— start Excerpted passage —

# Habitation check



## themariners (Mar 11, 2007)

Dear All.

My habitation check is due and have just been quoted £210 from one dealer.

I live in North East Lincs and wondered if anyone in this area could have any garages in mind who could do this service for a cheaper price.
My vehicle is still under waranty for another 2 years and just wondered if i have to take it to a authorised dealer.

Thankyou . 

Sue


----------



## JohnsCrossMotorHomes (Jul 21, 2007)

themariners said:


> Dear All.
> 
> My habitation check is due and have just been quoted £210 from one dealer.
> 
> ...


Hi Sue,

You are well advised to take it to an authourised dealer to keep the warranty valid, its not like a chassis.cab warranty where basically, although main dealers dont like it, any VAT registered garage can do it.

For a price comparison, we charge £99 plus Vat plus parts.

Good luck

Peter


----------



## Pusser (May 9, 2005)

May I suggest when members pay out to have a habitation check that they deliberately bugger up a couple of things so that they know the check has been done properly. e.g a lightbulb dead or a plug missing or a blind not in its runners or paint stripper splashed over the upholstery.

— end Excerpted passage —

* Things to do
• A. In the habitation check thread, what price does Peter give for a habitation check at his business?
• B. Carry on the habitation check thread from its last post.
The data that comes next is separate from the habitation check thread.

— start Record excerpts —

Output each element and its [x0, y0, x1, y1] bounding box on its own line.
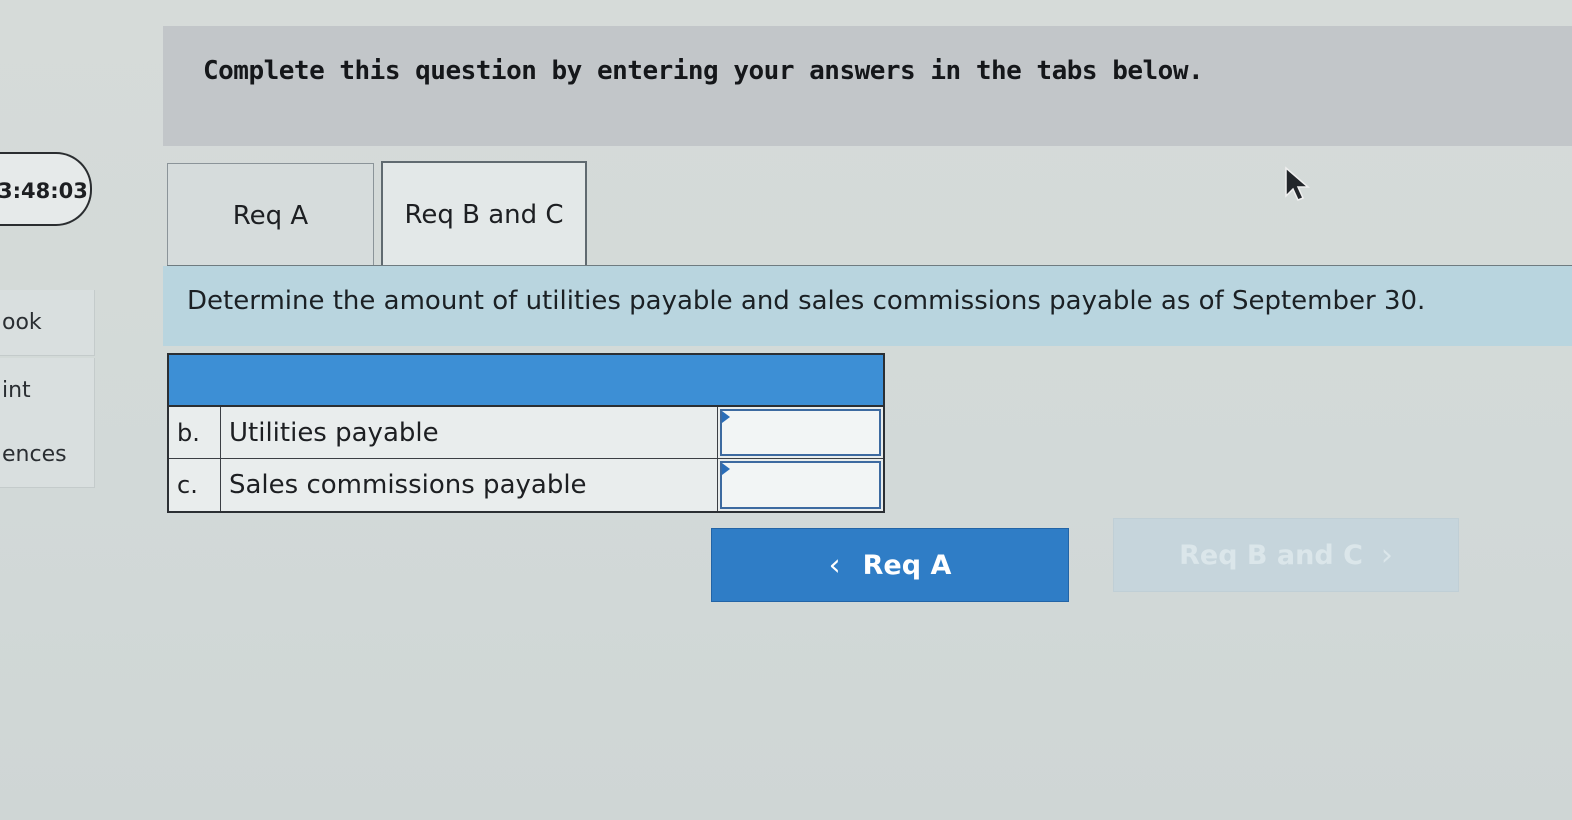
timer: 3:48:03 — [0, 152, 92, 226]
next-tab-label: Req B and C — [1179, 539, 1363, 571]
row-label: Sales commissions payable — [221, 459, 718, 511]
chevron-left-icon: ‹ — [828, 547, 841, 583]
table-row: b. Utilities payable — [169, 407, 883, 459]
page: 3:48:03 ook int ences Complete this ques… — [0, 0, 1572, 820]
chevron-right-icon: › — [1380, 537, 1393, 573]
table-header — [169, 355, 883, 407]
tab-req-b-and-c[interactable]: Req B and C — [381, 161, 587, 267]
sidebar-item-references[interactable]: ences — [0, 422, 95, 488]
input-marker-icon — [722, 463, 730, 475]
row-letter: b. — [169, 407, 221, 458]
table-row: c. Sales commissions payable — [169, 459, 883, 511]
input-marker-icon — [722, 411, 730, 423]
instruction-text: Complete this question by entering your … — [203, 56, 1204, 86]
row-letter: c. — [169, 459, 221, 511]
instruction-band: Complete this question by entering your … — [163, 26, 1572, 146]
sales-commissions-payable-input[interactable] — [722, 463, 879, 507]
question-prompt: Determine the amount of utilities payabl… — [187, 286, 1426, 316]
prev-tab-label: Req A — [862, 549, 952, 581]
sales-commissions-payable-input-cell — [720, 461, 881, 509]
tab-bar: Req A Req B and C — [167, 161, 1572, 267]
next-tab-button: Req B and C › — [1113, 518, 1459, 592]
prev-tab-button[interactable]: ‹ Req A — [711, 528, 1069, 602]
sidebar-item-ebook[interactable]: ook — [0, 290, 95, 356]
prompt-strip: Determine the amount of utilities payabl… — [163, 266, 1572, 346]
utilities-payable-input-cell — [720, 409, 881, 456]
utilities-payable-input[interactable] — [722, 411, 879, 454]
tab-req-a[interactable]: Req A — [167, 163, 374, 267]
mouse-cursor-icon — [1285, 166, 1311, 201]
sidebar-item-print[interactable]: int — [0, 358, 95, 424]
tab-label: Req A — [232, 200, 309, 231]
tab-label: Req B and C — [404, 200, 564, 230]
row-label: Utilities payable — [221, 407, 718, 458]
answer-table: b. Utilities payable c. Sales commission… — [167, 353, 885, 513]
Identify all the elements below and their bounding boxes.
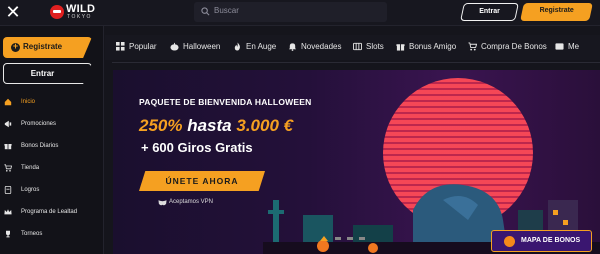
pumpkin-icon bbox=[170, 42, 179, 51]
gift-icon bbox=[4, 143, 12, 150]
megaphone-icon bbox=[4, 120, 12, 128]
sidebar-item-bonos-diarios[interactable]: Bonos Diarios bbox=[0, 136, 103, 158]
banner-percent: 250% bbox=[139, 116, 183, 135]
banner-amount: 3.000 € bbox=[236, 116, 294, 135]
sidebar-item-logros[interactable]: Logros bbox=[0, 180, 103, 202]
sidebar-item-programa-de-lealtad[interactable]: Programa de Lealtad bbox=[0, 202, 103, 224]
sidebar-item-torneos[interactable]: Torneos bbox=[0, 224, 103, 246]
search-icon bbox=[201, 7, 210, 16]
bonus-map-label: MAPA DE BONOS bbox=[521, 237, 581, 244]
tab-label: Halloween bbox=[183, 42, 221, 51]
logo[interactable]: WILD TOKYO bbox=[50, 3, 102, 23]
register-button-label: Registrate bbox=[539, 7, 574, 14]
flame-icon bbox=[234, 42, 240, 51]
bell-icon bbox=[288, 43, 297, 51]
divider bbox=[112, 62, 600, 63]
sidebar: Registrate Entrar Inicio Promociones Bon… bbox=[0, 26, 104, 254]
tab-label: Compra De Bonos bbox=[481, 42, 547, 51]
tab-label: Me bbox=[568, 42, 580, 51]
tab-label: Popular bbox=[129, 42, 157, 51]
sidebar-nav: Inicio Promociones Bonos Diarios Tienda … bbox=[0, 92, 103, 246]
search-input[interactable]: Buscar bbox=[194, 2, 387, 22]
join-now-label: ÚNETE AHORA bbox=[165, 176, 239, 186]
trophy-icon bbox=[6, 230, 10, 238]
tab-label: Slots bbox=[366, 42, 384, 51]
logo-sub: TOKYO bbox=[67, 14, 92, 20]
sidebar-register-button[interactable]: Registrate bbox=[3, 37, 92, 58]
banner-title: PAQUETE DE BIENVENIDA HALLOWEEN bbox=[139, 97, 312, 107]
sidebar-item-label: Logros bbox=[21, 187, 40, 193]
close-icon[interactable]: ✕ bbox=[4, 3, 22, 21]
register-button[interactable]: Registrate bbox=[520, 3, 593, 21]
badge-icon bbox=[4, 186, 12, 194]
banner-headline: 250% hasta 3.000 € bbox=[139, 116, 293, 136]
promo-banner[interactable]: PAQUETE DE BIENVENIDA HALLOWEEN 250% has… bbox=[113, 70, 600, 254]
tab-label: En Auge bbox=[246, 42, 277, 51]
sidebar-item-inicio[interactable]: Inicio bbox=[0, 92, 103, 114]
slots-icon bbox=[353, 42, 362, 51]
gift-icon bbox=[396, 43, 405, 51]
logo-badge-icon bbox=[50, 5, 64, 19]
sidebar-item-label: Inicio bbox=[21, 99, 36, 105]
pumpkin-icon bbox=[504, 236, 515, 247]
sidebar-item-label: Promociones bbox=[21, 121, 57, 127]
sidebar-item-label: Bonos Diarios bbox=[21, 143, 59, 149]
login-button-label: Entrar bbox=[479, 8, 500, 15]
banner-spins: + 600 Giros Gratis bbox=[141, 140, 253, 155]
sidebar-item-label: Programa de Lealtad bbox=[21, 209, 78, 215]
tab-label: Novedades bbox=[301, 42, 342, 51]
tab-label: Bonus Amigo bbox=[409, 42, 457, 51]
crown-icon bbox=[4, 209, 12, 215]
sidebar-login-label: Entrar bbox=[30, 69, 55, 78]
sidebar-login-button[interactable]: Entrar bbox=[3, 63, 92, 84]
login-button[interactable]: Entrar bbox=[460, 3, 519, 21]
sidebar-item-promociones[interactable]: Promociones bbox=[0, 114, 103, 136]
sidebar-register-label: Registrate bbox=[23, 42, 63, 51]
category-bar: Popular Halloween En Auge Novedades Slot… bbox=[105, 35, 600, 60]
more-icon bbox=[555, 43, 564, 50]
cart-icon bbox=[4, 164, 12, 172]
top-bar: ✕ WILD TOKYO Buscar Entrar Registrate bbox=[0, 0, 600, 26]
cart-icon bbox=[468, 42, 477, 51]
mask-icon bbox=[158, 200, 167, 206]
vpn-note: Aceptamos VPN bbox=[169, 199, 214, 205]
sidebar-item-tienda[interactable]: Tienda bbox=[0, 158, 103, 180]
carousel-dots[interactable] bbox=[315, 234, 375, 242]
grid-icon bbox=[116, 42, 125, 51]
sidebar-item-label: Tienda bbox=[21, 165, 40, 171]
join-now-button[interactable]: ÚNETE AHORA bbox=[139, 171, 265, 191]
bonus-map-button[interactable]: MAPA DE BONOS bbox=[491, 230, 592, 252]
banner-hasta: hasta bbox=[187, 116, 232, 135]
search-placeholder: Buscar bbox=[214, 6, 239, 15]
plus-icon bbox=[11, 41, 20, 52]
sidebar-item-label: Torneos bbox=[21, 231, 43, 237]
home-icon bbox=[4, 98, 12, 106]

— end Record excerpts —

* Outputs for the tasks
• A. £99 plus VAT plus parts.

• B.
----------



## GerryD (Sep 20, 2007)

If it came from Brownhills they will not honour any warranty unless they have carried out all servicing. This is irrespective of the manufacturer's warranty conditions.
BTW, Brownhills charge £299 for habitation service alone. Evidently they employ factory trained technicians.
Gerry


----------



## b16duv (Feb 14, 2006)

GerryD said:


> If it came from Brownhills they will not honour any warranty unless they have carried out all servicing. This is irrespective of the manufacturer's warranty conditions.
> BTW, Brownhills charge £299 for habitation service alone. Evidently they employ factory trained technicians.
> Gerry


Yes, but which factory?

Mine was done at THE factory what made it and cost 100 euros.

Bought it cheap from Brownhills, factory sorted all the faults, Brownhills still owe me money.

David


----------



## mikeyv (May 23, 2007)

£300????!!!

No wonder they give you a coffee.


----------



## Suenliam (Mar 22, 2006)

Just for comparison purposes, we were charge £140 for the habitation service which included a few bits and pieces such as a battery for the smoke detector, a catch for the fridge and retensioning the front blind. We bought the MH from Ropers at Catterick Bridge so they don't charge us for "little" bits  

Just occasionally we get the service done locally at an authorised service centre but they charge more for the service and every penny for "bits".

Sue


----------



## StAubyns (Jun 4, 2006)

You could give Mark at CLS a ring. He is a member on here and he will come to you. You may have to wait a short while until he is in your area.

If you are under warranty, it may not be for you, but out of warranty, he is very highly recommended.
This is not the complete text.